Given entries start
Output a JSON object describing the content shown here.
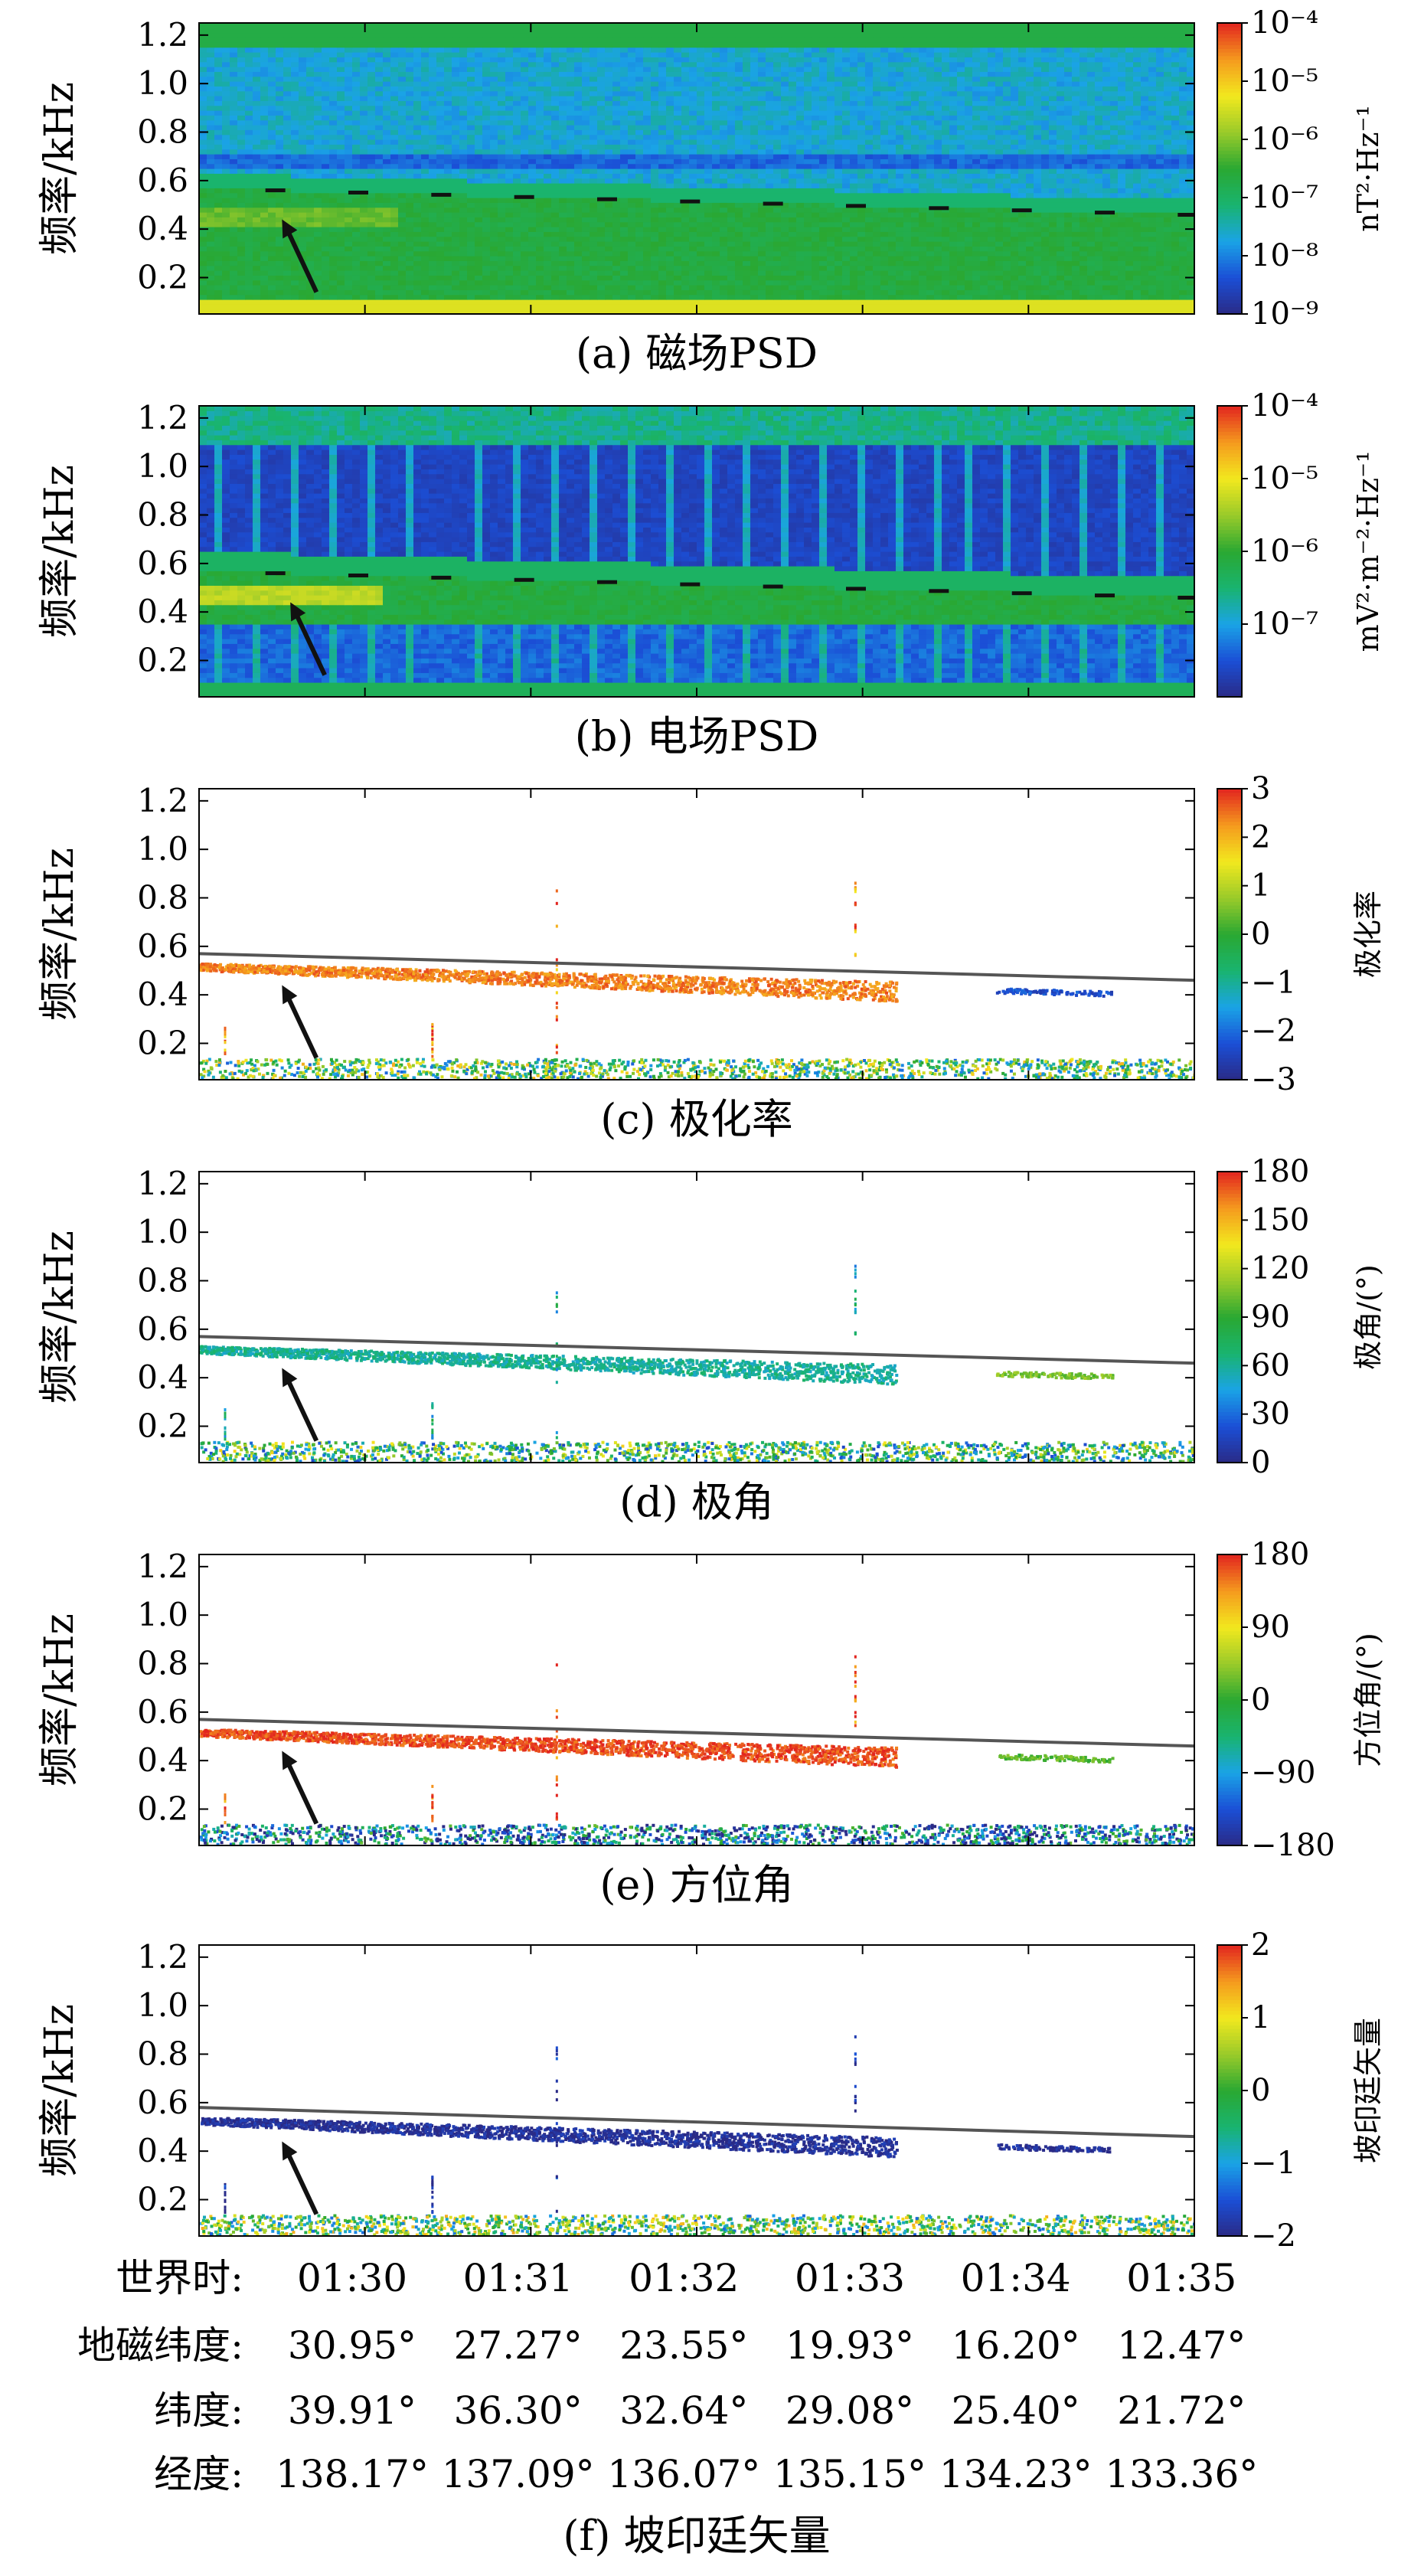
{
  "colors": {
    "jet": [
      "#2a2a86",
      "#1b4fd6",
      "#1aa3e6",
      "#19b46f",
      "#2aa832",
      "#9acb2a",
      "#f2e81e",
      "#f59a1e",
      "#e2251f"
    ],
    "arrow": "#111111",
    "cutoff_line": "#555555"
  },
  "chart_data": [
    {
      "type": "heatmap",
      "key": "a",
      "caption": "(a) 磁场PSD",
      "ylabel": "频率/kHz",
      "yticks": [
        "0.2",
        "0.4",
        "0.6",
        "0.8",
        "1.0",
        "1.2"
      ],
      "ylim": [
        0.05,
        1.25
      ],
      "xlim": [
        0,
        6
      ],
      "colorbar": {
        "label": "nT²·Hz⁻¹",
        "scale": "log",
        "range": [
          1e-09,
          0.0001
        ],
        "ticks": [
          "10⁻⁹",
          "10⁻⁸",
          "10⁻⁷",
          "10⁻⁶",
          "10⁻⁵",
          "10⁻⁴"
        ]
      },
      "arrow_target": {
        "t": 0.5,
        "f": 0.44
      }
    },
    {
      "type": "heatmap",
      "key": "b",
      "caption": "(b) 电场PSD",
      "ylabel": "频率/kHz",
      "yticks": [
        "0.2",
        "0.4",
        "0.6",
        "0.8",
        "1.0",
        "1.2"
      ],
      "ylim": [
        0.05,
        1.25
      ],
      "xlim": [
        0,
        6
      ],
      "colorbar": {
        "label": "mV²·m⁻²·Hz⁻¹",
        "scale": "log",
        "range": [
          1e-08,
          0.0001
        ],
        "ticks": [
          "10⁻⁷",
          "10⁻⁶",
          "10⁻⁵",
          "10⁻⁴"
        ]
      },
      "arrow_target": {
        "t": 0.55,
        "f": 0.44
      }
    },
    {
      "type": "scatter",
      "key": "c",
      "caption": "(c) 极化率",
      "ylabel": "频率/kHz",
      "yticks": [
        "0.2",
        "0.4",
        "0.6",
        "0.8",
        "1.0",
        "1.2"
      ],
      "ylim": [
        0.05,
        1.25
      ],
      "xlim": [
        0,
        6
      ],
      "colorbar": {
        "label": "极化率",
        "scale": "linear",
        "range": [
          -3,
          3
        ],
        "ticks": [
          "−3",
          "−2",
          "−1",
          "0",
          "1",
          "2",
          "3"
        ]
      },
      "cutoff_line": [
        [
          0,
          0.57
        ],
        [
          6,
          0.46
        ]
      ],
      "band_value": 2.4,
      "tail_value": -2.3,
      "low_value": 0,
      "arrow_target": {
        "t": 0.5,
        "f": 0.44
      }
    },
    {
      "type": "scatter",
      "key": "d",
      "caption": "(d) 极角",
      "ylabel": "频率/kHz",
      "yticks": [
        "0.2",
        "0.4",
        "0.6",
        "0.8",
        "1.0",
        "1.2"
      ],
      "ylim": [
        0.05,
        1.25
      ],
      "xlim": [
        0,
        6
      ],
      "colorbar": {
        "label": "极角/(°)",
        "scale": "linear",
        "range": [
          0,
          180
        ],
        "ticks": [
          "0",
          "30",
          "60",
          "90",
          "120",
          "150",
          "180"
        ]
      },
      "cutoff_line": [
        [
          0,
          0.57
        ],
        [
          6,
          0.46
        ]
      ],
      "band_value": 60,
      "tail_value": 105,
      "low_value": 80,
      "arrow_target": {
        "t": 0.5,
        "f": 0.44
      }
    },
    {
      "type": "scatter",
      "key": "e",
      "caption": "(e) 方位角",
      "ylabel": "频率/kHz",
      "yticks": [
        "0.2",
        "0.4",
        "0.6",
        "0.8",
        "1.0",
        "1.2"
      ],
      "ylim": [
        0.05,
        1.25
      ],
      "xlim": [
        0,
        6
      ],
      "colorbar": {
        "label": "方位角/(°)",
        "scale": "linear",
        "range": [
          -180,
          180
        ],
        "ticks": [
          "−180",
          "−90",
          "0",
          "90",
          "180"
        ]
      },
      "cutoff_line": [
        [
          0,
          0.57
        ],
        [
          6,
          0.46
        ]
      ],
      "band_value": 165,
      "tail_value": 20,
      "low_value": -100,
      "arrow_target": {
        "t": 0.5,
        "f": 0.44
      }
    },
    {
      "type": "scatter",
      "key": "f",
      "caption": "(f) 坡印廷矢量",
      "ylabel": "频率/kHz",
      "yticks": [
        "0.2",
        "0.4",
        "0.6",
        "0.8",
        "1.0",
        "1.2"
      ],
      "ylim": [
        0.05,
        1.25
      ],
      "xlim": [
        0,
        6
      ],
      "colorbar": {
        "label": "坡印廷矢量",
        "scale": "linear",
        "range": [
          -2,
          2
        ],
        "ticks": [
          "−2",
          "−1",
          "0",
          "1",
          "2"
        ]
      },
      "cutoff_line": [
        [
          0,
          0.58
        ],
        [
          6,
          0.46
        ]
      ],
      "band_value": -1.9,
      "tail_value": -1.9,
      "low_value": 0,
      "arrow_target": {
        "t": 0.5,
        "f": 0.44
      }
    }
  ],
  "x_axis_table": {
    "times": [
      0,
      1,
      2,
      3,
      4,
      5
    ],
    "rows": [
      {
        "label": "世界时:",
        "values": [
          "01:30",
          "01:31",
          "01:32",
          "01:33",
          "01:34",
          "01:35"
        ]
      },
      {
        "label": "地磁纬度:",
        "values": [
          "30.95°",
          "27.27°",
          "23.55°",
          "19.93°",
          "16.20°",
          "12.47°"
        ]
      },
      {
        "label": "纬度:",
        "values": [
          "39.91°",
          "36.30°",
          "32.64°",
          "29.08°",
          "25.40°",
          "21.72°"
        ]
      },
      {
        "label": "经度:",
        "values": [
          "138.17°",
          "137.09°",
          "136.07°",
          "135.15°",
          "134.23°",
          "133.36°"
        ]
      }
    ]
  }
}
Given entries end
— What you need to do —
Write out the listing word for word, omitting the pictures it holds.

— Reply —
Output a JSON object describing the content shown here.
{
  "colors": {
    "jet": [
      "#2a2a86",
      "#1b4fd6",
      "#1aa3e6",
      "#19b46f",
      "#2aa832",
      "#9acb2a",
      "#f2e81e",
      "#f59a1e",
      "#e2251f"
    ],
    "arrow": "#111111",
    "cutoff_line": "#555555"
  },
  "chart_data": [
    {
      "type": "heatmap",
      "key": "a",
      "caption": "(a) 磁场PSD",
      "ylabel": "频率/kHz",
      "yticks": [
        "0.2",
        "0.4",
        "0.6",
        "0.8",
        "1.0",
        "1.2"
      ],
      "ylim": [
        0.05,
        1.25
      ],
      "xlim": [
        0,
        6
      ],
      "colorbar": {
        "label": "nT²·Hz⁻¹",
        "scale": "log",
        "range": [
          1e-09,
          0.0001
        ],
        "ticks": [
          "10⁻⁹",
          "10⁻⁸",
          "10⁻⁷",
          "10⁻⁶",
          "10⁻⁵",
          "10⁻⁴"
        ]
      },
      "arrow_target": {
        "t": 0.5,
        "f": 0.44
      }
    },
    {
      "type": "heatmap",
      "key": "b",
      "caption": "(b) 电场PSD",
      "ylabel": "频率/kHz",
      "yticks": [
        "0.2",
        "0.4",
        "0.6",
        "0.8",
        "1.0",
        "1.2"
      ],
      "ylim": [
        0.05,
        1.25
      ],
      "xlim": [
        0,
        6
      ],
      "colorbar": {
        "label": "mV²·m⁻²·Hz⁻¹",
        "scale": "log",
        "range": [
          1e-08,
          0.0001
        ],
        "ticks": [
          "10⁻⁷",
          "10⁻⁶",
          "10⁻⁵",
          "10⁻⁴"
        ]
      },
      "arrow_target": {
        "t": 0.55,
        "f": 0.44
      }
    },
    {
      "type": "scatter",
      "key": "c",
      "caption": "(c) 极化率",
      "ylabel": "频率/kHz",
      "yticks": [
        "0.2",
        "0.4",
        "0.6",
        "0.8",
        "1.0",
        "1.2"
      ],
      "ylim": [
        0.05,
        1.25
      ],
      "xlim": [
        0,
        6
      ],
      "colorbar": {
        "label": "极化率",
        "scale": "linear",
        "range": [
          -3,
          3
        ],
        "ticks": [
          "−3",
          "−2",
          "−1",
          "0",
          "1",
          "2",
          "3"
        ]
      },
      "cutoff_line": [
        [
          0,
          0.57
        ],
        [
          6,
          0.46
        ]
      ],
      "band_value": 2.4,
      "tail_value": -2.3,
      "low_value": 0,
      "arrow_target": {
        "t": 0.5,
        "f": 0.44
      }
    },
    {
      "type": "scatter",
      "key": "d",
      "caption": "(d) 极角",
      "ylabel": "频率/kHz",
      "yticks": [
        "0.2",
        "0.4",
        "0.6",
        "0.8",
        "1.0",
        "1.2"
      ],
      "ylim": [
        0.05,
        1.25
      ],
      "xlim": [
        0,
        6
      ],
      "colorbar": {
        "label": "极角/(°)",
        "scale": "linear",
        "range": [
          0,
          180
        ],
        "ticks": [
          "0",
          "30",
          "60",
          "90",
          "120",
          "150",
          "180"
        ]
      },
      "cutoff_line": [
        [
          0,
          0.57
        ],
        [
          6,
          0.46
        ]
      ],
      "band_value": 60,
      "tail_value": 105,
      "low_value": 80,
      "arrow_target": {
        "t": 0.5,
        "f": 0.44
      }
    },
    {
      "type": "scatter",
      "key": "e",
      "caption": "(e) 方位角",
      "ylabel": "频率/kHz",
      "yticks": [
        "0.2",
        "0.4",
        "0.6",
        "0.8",
        "1.0",
        "1.2"
      ],
      "ylim": [
        0.05,
        1.25
      ],
      "xlim": [
        0,
        6
      ],
      "colorbar": {
        "label": "方位角/(°)",
        "scale": "linear",
        "range": [
          -180,
          180
        ],
        "ticks": [
          "−180",
          "−90",
          "0",
          "90",
          "180"
        ]
      },
      "cutoff_line": [
        [
          0,
          0.57
        ],
        [
          6,
          0.46
        ]
      ],
      "band_value": 165,
      "tail_value": 20,
      "low_value": -100,
      "arrow_target": {
        "t": 0.5,
        "f": 0.44
      }
    },
    {
      "type": "scatter",
      "key": "f",
      "caption": "(f) 坡印廷矢量",
      "ylabel": "频率/kHz",
      "yticks": [
        "0.2",
        "0.4",
        "0.6",
        "0.8",
        "1.0",
        "1.2"
      ],
      "ylim": [
        0.05,
        1.25
      ],
      "xlim": [
        0,
        6
      ],
      "colorbar": {
        "label": "坡印廷矢量",
        "scale": "linear",
        "range": [
          -2,
          2
        ],
        "ticks": [
          "−2",
          "−1",
          "0",
          "1",
          "2"
        ]
      },
      "cutoff_line": [
        [
          0,
          0.58
        ],
        [
          6,
          0.46
        ]
      ],
      "band_value": -1.9,
      "tail_value": -1.9,
      "low_value": 0,
      "arrow_target": {
        "t": 0.5,
        "f": 0.44
      }
    }
  ],
  "x_axis_table": {
    "times": [
      0,
      1,
      2,
      3,
      4,
      5
    ],
    "rows": [
      {
        "label": "世界时:",
        "values": [
          "01:30",
          "01:31",
          "01:32",
          "01:33",
          "01:34",
          "01:35"
        ]
      },
      {
        "label": "地磁纬度:",
        "values": [
          "30.95°",
          "27.27°",
          "23.55°",
          "19.93°",
          "16.20°",
          "12.47°"
        ]
      },
      {
        "label": "纬度:",
        "values": [
          "39.91°",
          "36.30°",
          "32.64°",
          "29.08°",
          "25.40°",
          "21.72°"
        ]
      },
      {
        "label": "经度:",
        "values": [
          "138.17°",
          "137.09°",
          "136.07°",
          "135.15°",
          "134.23°",
          "133.36°"
        ]
      }
    ]
  }
}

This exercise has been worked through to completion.